- Prompt -
Find each line with the string "Dashboards" and copy it.

- Available data -
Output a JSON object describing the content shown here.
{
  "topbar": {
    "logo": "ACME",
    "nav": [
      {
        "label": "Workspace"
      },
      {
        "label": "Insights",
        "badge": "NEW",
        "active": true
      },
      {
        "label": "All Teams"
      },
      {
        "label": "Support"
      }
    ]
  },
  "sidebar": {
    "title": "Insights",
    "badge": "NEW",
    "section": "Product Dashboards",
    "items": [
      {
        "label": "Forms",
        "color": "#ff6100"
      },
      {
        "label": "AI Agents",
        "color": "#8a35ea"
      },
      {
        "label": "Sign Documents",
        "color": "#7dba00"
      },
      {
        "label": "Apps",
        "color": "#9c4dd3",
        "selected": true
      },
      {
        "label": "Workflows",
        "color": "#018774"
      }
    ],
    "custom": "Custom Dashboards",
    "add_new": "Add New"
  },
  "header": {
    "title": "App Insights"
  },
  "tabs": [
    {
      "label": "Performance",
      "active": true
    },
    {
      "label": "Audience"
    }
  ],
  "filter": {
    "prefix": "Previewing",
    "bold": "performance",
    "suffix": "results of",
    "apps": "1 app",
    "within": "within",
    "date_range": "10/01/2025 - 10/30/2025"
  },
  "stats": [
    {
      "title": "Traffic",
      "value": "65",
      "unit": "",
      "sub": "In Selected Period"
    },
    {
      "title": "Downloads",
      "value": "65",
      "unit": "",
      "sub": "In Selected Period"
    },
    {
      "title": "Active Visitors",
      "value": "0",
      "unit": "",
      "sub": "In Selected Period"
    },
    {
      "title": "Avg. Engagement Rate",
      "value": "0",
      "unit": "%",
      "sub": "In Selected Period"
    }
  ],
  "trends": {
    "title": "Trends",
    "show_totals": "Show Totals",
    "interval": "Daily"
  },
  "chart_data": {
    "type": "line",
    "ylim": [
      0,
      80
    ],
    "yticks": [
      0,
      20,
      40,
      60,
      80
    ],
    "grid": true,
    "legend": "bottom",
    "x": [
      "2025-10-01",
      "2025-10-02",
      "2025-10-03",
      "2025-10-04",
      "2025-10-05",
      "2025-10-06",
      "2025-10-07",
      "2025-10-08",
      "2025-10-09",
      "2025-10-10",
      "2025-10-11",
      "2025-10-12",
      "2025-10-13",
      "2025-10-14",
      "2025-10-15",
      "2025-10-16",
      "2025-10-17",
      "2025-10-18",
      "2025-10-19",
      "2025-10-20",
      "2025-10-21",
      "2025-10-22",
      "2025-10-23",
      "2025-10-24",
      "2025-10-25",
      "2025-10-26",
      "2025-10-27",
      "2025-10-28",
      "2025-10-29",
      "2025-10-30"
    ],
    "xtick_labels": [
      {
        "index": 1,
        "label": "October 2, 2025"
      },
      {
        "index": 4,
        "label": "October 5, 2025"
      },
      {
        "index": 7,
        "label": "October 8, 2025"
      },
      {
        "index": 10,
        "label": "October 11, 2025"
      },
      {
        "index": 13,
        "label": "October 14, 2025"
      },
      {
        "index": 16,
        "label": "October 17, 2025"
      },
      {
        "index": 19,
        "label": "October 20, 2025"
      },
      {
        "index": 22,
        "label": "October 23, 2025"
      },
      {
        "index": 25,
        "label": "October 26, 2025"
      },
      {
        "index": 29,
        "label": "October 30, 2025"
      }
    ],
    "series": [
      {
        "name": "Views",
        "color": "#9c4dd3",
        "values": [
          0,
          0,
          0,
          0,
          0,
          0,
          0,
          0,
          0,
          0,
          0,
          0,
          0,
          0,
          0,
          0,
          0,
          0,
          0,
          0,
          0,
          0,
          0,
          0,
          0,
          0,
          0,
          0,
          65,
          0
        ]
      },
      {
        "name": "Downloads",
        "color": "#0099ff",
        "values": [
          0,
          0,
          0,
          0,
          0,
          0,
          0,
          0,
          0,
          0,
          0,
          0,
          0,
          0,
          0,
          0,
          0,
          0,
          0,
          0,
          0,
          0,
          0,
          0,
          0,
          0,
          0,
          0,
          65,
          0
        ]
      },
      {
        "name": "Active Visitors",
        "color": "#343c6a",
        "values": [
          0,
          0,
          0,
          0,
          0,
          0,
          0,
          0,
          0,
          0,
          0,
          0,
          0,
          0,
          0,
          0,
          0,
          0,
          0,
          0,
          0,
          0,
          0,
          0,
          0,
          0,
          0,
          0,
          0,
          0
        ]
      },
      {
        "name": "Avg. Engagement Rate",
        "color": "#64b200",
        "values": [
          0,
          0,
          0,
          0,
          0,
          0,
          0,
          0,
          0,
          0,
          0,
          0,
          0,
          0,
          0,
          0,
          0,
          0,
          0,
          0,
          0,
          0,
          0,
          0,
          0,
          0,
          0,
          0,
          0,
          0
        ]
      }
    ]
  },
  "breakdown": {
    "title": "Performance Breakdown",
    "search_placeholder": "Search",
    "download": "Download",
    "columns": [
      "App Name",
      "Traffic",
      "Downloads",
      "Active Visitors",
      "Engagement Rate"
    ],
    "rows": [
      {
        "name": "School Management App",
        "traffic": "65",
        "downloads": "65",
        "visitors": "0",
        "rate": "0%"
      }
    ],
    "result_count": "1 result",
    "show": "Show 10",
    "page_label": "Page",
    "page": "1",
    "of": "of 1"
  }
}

- Output for this exercise -
    "section": "Product Dashboards",
    "custom": "Custom Dashboards",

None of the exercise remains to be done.